— What you need to do —
Search the data below for the word "interscalen" and report how many lines contain it, with no added words.
● ● ● ● ● ● ●
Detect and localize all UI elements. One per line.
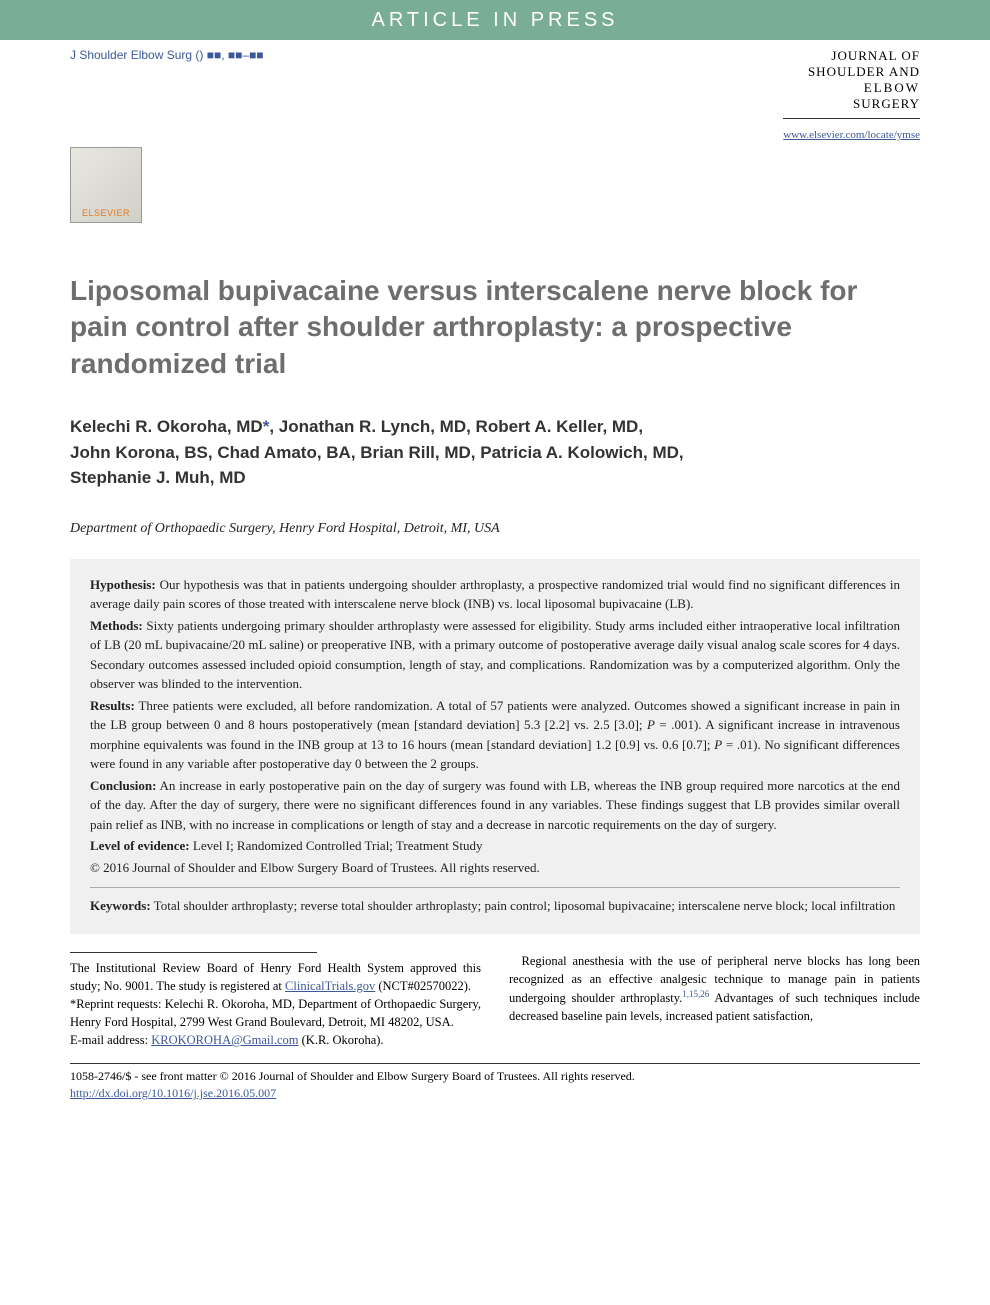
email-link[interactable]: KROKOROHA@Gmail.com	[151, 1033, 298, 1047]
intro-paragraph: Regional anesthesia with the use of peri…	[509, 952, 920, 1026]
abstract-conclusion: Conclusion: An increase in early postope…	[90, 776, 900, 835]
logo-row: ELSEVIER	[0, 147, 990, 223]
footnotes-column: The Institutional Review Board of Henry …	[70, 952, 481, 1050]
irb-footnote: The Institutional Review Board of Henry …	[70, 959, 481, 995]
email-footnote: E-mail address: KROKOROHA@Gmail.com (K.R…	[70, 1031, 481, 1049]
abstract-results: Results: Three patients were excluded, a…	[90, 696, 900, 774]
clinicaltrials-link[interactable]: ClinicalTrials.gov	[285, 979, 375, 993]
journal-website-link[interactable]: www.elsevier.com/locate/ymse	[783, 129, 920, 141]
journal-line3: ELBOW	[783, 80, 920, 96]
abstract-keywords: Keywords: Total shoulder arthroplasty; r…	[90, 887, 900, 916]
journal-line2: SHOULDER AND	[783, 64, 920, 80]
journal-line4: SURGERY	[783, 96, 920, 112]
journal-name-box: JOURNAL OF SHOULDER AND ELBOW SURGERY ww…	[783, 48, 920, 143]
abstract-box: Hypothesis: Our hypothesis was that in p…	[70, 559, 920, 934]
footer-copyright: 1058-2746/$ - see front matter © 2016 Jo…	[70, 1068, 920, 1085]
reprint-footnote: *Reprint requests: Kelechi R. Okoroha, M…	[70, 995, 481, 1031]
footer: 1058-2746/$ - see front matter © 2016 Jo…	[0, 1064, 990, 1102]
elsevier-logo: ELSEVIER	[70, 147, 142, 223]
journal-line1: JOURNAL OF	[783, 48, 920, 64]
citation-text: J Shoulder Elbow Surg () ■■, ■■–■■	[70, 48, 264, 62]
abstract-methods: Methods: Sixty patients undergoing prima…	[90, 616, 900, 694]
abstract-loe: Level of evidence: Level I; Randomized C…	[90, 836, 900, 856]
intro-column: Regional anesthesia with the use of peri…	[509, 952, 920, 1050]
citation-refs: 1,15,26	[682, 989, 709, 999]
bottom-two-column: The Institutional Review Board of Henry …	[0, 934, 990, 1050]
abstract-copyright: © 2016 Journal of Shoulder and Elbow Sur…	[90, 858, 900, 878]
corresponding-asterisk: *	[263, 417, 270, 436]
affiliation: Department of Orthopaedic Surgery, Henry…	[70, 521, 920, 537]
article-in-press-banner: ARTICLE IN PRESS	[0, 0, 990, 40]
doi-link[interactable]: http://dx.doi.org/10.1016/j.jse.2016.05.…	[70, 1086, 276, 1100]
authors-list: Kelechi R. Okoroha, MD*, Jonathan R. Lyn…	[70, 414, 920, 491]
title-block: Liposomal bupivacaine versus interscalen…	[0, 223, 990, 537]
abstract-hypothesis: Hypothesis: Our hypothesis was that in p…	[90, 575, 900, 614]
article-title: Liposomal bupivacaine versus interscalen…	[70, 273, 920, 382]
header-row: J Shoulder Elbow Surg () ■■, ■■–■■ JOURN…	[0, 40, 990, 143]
● ● ● ● ● ● ●
— Response —
2